*TASK TO COMPLETE*
Please output the stretch of the material from the line containing "- weekday-label: Sa: [720, 185, 736, 194]" through the line containing "- day-number: 27: [737, 536, 746, 545]" as a Markdown table. Use the columns Row and Line, number each row, and leave out blank lines.

*RECORDS FOR THE TASK*
--- begin ---

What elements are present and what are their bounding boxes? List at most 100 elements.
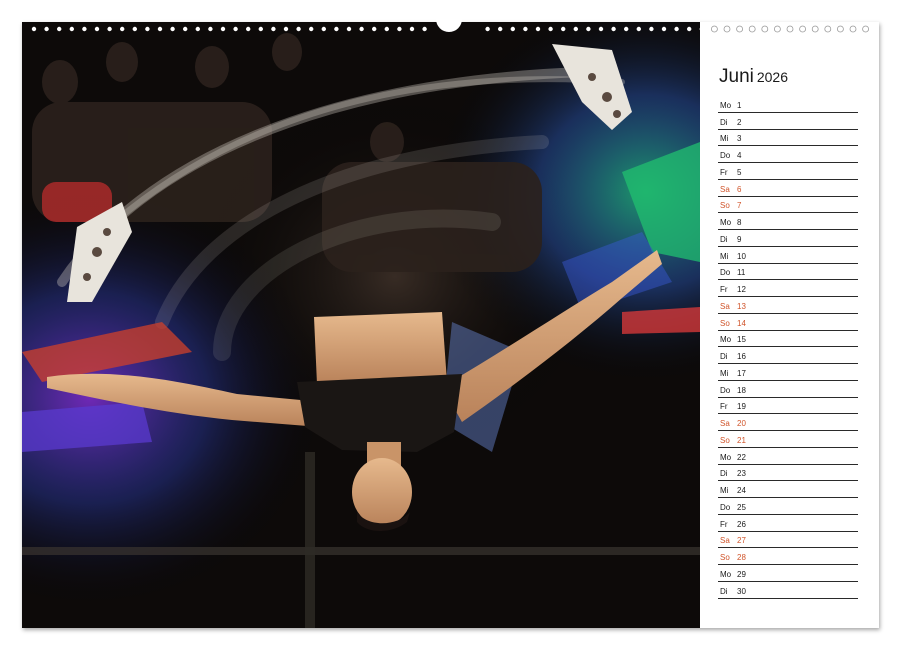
- weekday-label: Sa: [720, 185, 736, 194]
- day-row: Di23: [718, 465, 858, 482]
- breakdancer-photo: [22, 22, 700, 628]
- binding-hole: [599, 27, 603, 31]
- binding-hole: [347, 27, 351, 31]
- day-number: 8: [737, 218, 741, 227]
- day-row: Fr5: [718, 163, 858, 180]
- binding-hole: [334, 27, 338, 31]
- binding-hole: [57, 27, 61, 31]
- day-row: So7: [718, 197, 858, 214]
- binding-hole: [649, 27, 653, 31]
- day-number: 27: [737, 536, 746, 545]
- binding-hole: [170, 27, 174, 31]
- weekday-label: Di: [720, 118, 736, 127]
- binding-hole: [133, 27, 137, 31]
- binding-hole: [574, 27, 578, 31]
- day-row: So14: [718, 314, 858, 331]
- day-number: 15: [737, 335, 746, 344]
- binding-hole: [787, 26, 793, 32]
- binding-hole: [44, 27, 48, 31]
- day-number: 13: [737, 302, 746, 311]
- day-row: Mi3: [718, 130, 858, 147]
- month-calendar: Juni2026 Mo1Di2Mi3Do4Fr5Sa6So7Mo8Di9Mi10…: [718, 66, 858, 599]
- binding-hole: [523, 27, 527, 31]
- weekday-label: Mi: [720, 369, 736, 378]
- binding-hole: [284, 27, 288, 31]
- weekday-label: So: [720, 553, 736, 562]
- day-number: 24: [737, 486, 746, 495]
- weekday-label: Do: [720, 386, 736, 395]
- day-number: 21: [737, 436, 746, 445]
- day-number: 19: [737, 402, 746, 411]
- day-number: 14: [737, 319, 746, 328]
- binding-hole: [120, 27, 124, 31]
- binding-hole: [246, 27, 250, 31]
- day-number: 3: [737, 134, 741, 143]
- binding-hole: [674, 27, 678, 31]
- day-row: Do25: [718, 498, 858, 515]
- month-heading: Juni2026: [719, 66, 858, 96]
- weekday-label: Do: [720, 151, 736, 160]
- weekday-label: Mo: [720, 453, 736, 462]
- binding-hole: [221, 27, 225, 31]
- day-row: So21: [718, 431, 858, 448]
- weekday-label: Mi: [720, 252, 736, 261]
- day-number: 11: [737, 268, 745, 277]
- weekday-label: Mo: [720, 218, 736, 227]
- binding-hole: [687, 27, 691, 31]
- binding-hole: [410, 27, 414, 31]
- day-number: 1: [737, 101, 741, 110]
- binding-hole: [737, 26, 743, 32]
- weekday-label: Mi: [720, 134, 736, 143]
- binding-hole: [511, 27, 515, 31]
- binding-hole: [724, 26, 730, 32]
- day-row: Do4: [718, 146, 858, 163]
- day-row: Sa13: [718, 297, 858, 314]
- binding-hole: [498, 27, 502, 31]
- binding-hole: [850, 26, 856, 32]
- weekday-label: So: [720, 201, 736, 210]
- day-row: Mo1: [718, 96, 858, 113]
- month-year: 2026: [757, 69, 788, 85]
- binding-hole: [774, 26, 780, 32]
- day-number: 12: [737, 285, 746, 294]
- day-row: Di2: [718, 113, 858, 130]
- binding-hole: [107, 27, 111, 31]
- weekday-label: Fr: [720, 285, 736, 294]
- day-number: 5: [737, 168, 741, 177]
- day-number: 2: [737, 118, 741, 127]
- binding-hole: [95, 27, 99, 31]
- day-row: Fr19: [718, 398, 858, 415]
- day-row: Fr12: [718, 280, 858, 297]
- weekday-label: Di: [720, 587, 736, 596]
- day-number: 4: [737, 151, 741, 160]
- binding-hole: [359, 27, 363, 31]
- weekday-label: Di: [720, 469, 736, 478]
- binding-hole: [762, 26, 768, 32]
- weekday-label: Fr: [720, 402, 736, 411]
- day-row: Mo15: [718, 331, 858, 348]
- day-row: Mo8: [718, 213, 858, 230]
- day-number: 16: [737, 352, 746, 361]
- weekday-label: Di: [720, 352, 736, 361]
- day-row: Di16: [718, 347, 858, 364]
- binding-hole: [586, 27, 590, 31]
- day-number: 9: [737, 235, 741, 244]
- binding-hole: [662, 27, 666, 31]
- binding-hole: [711, 26, 717, 32]
- day-row: So28: [718, 548, 858, 565]
- binding-hole: [837, 26, 843, 32]
- weekday-label: Sa: [720, 302, 736, 311]
- day-number: 25: [737, 503, 746, 512]
- binding-hole: [296, 27, 300, 31]
- binding-hole: [825, 26, 831, 32]
- day-number: 20: [737, 419, 746, 428]
- day-row: Sa20: [718, 414, 858, 431]
- binding-hole: [863, 26, 869, 32]
- weekday-label: Mi: [720, 486, 736, 495]
- binding-hole: [158, 27, 162, 31]
- day-number: 10: [737, 252, 746, 261]
- weekday-label: Sa: [720, 419, 736, 428]
- binding-hole: [624, 27, 628, 31]
- binding-hole: [385, 27, 389, 31]
- calendar-sheet: Juni2026 Mo1Di2Mi3Do4Fr5Sa6So7Mo8Di9Mi10…: [22, 22, 879, 628]
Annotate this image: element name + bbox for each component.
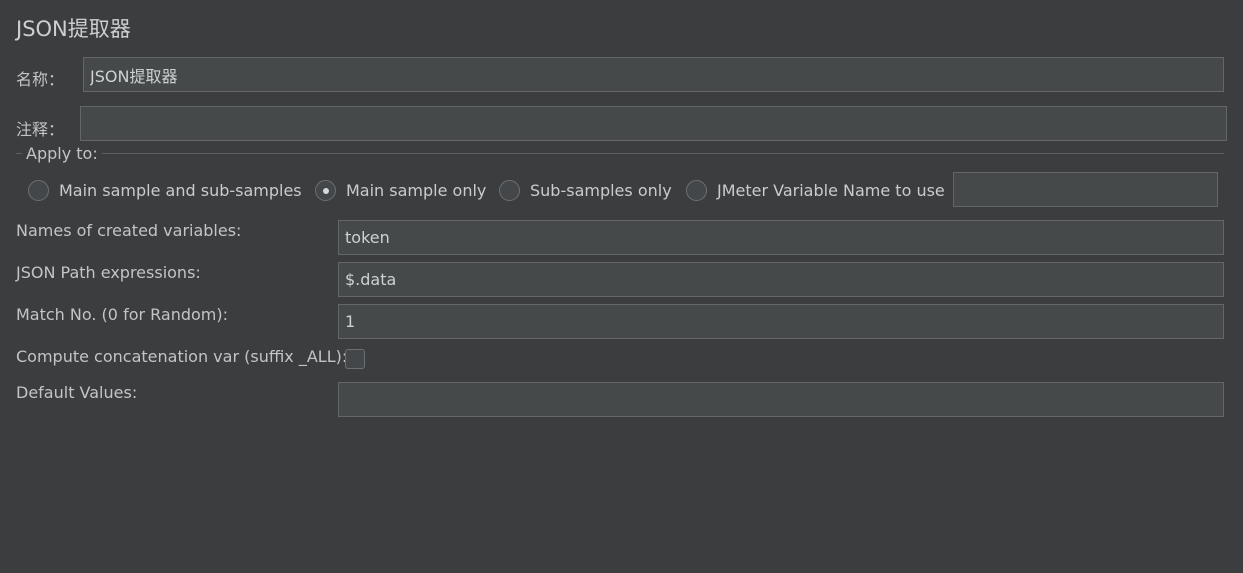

--- end ---

*SOLUTION FOR THIS PROBLEM*
| Row | Line |
|---|---|
| 1 | - weekday-label: Sa: [720, 185, 736, 194] |
| 2 | - day-row: Di23: [718, 465, 858, 482] |
| 3 | - breakdancer-photo: [22, 22, 700, 628] |
| 4 | - binding-hole: [599, 27, 603, 31] |
| 5 | - binding-hole: [347, 27, 351, 31] |
| 6 | - day-number: 8: [737, 218, 741, 227] |
| 7 | - day-row: Fr5: [718, 163, 858, 180] |
| 8 | - binding-hole: [334, 27, 338, 31] |
| 9 | - binding-hole: [57, 27, 61, 31] |
| 10 | - day-row: So7: [718, 197, 858, 214] |
| 11 | - binding-hole: [649, 27, 653, 31] |
| 12 | - day-number: 27: [737, 536, 746, 545] |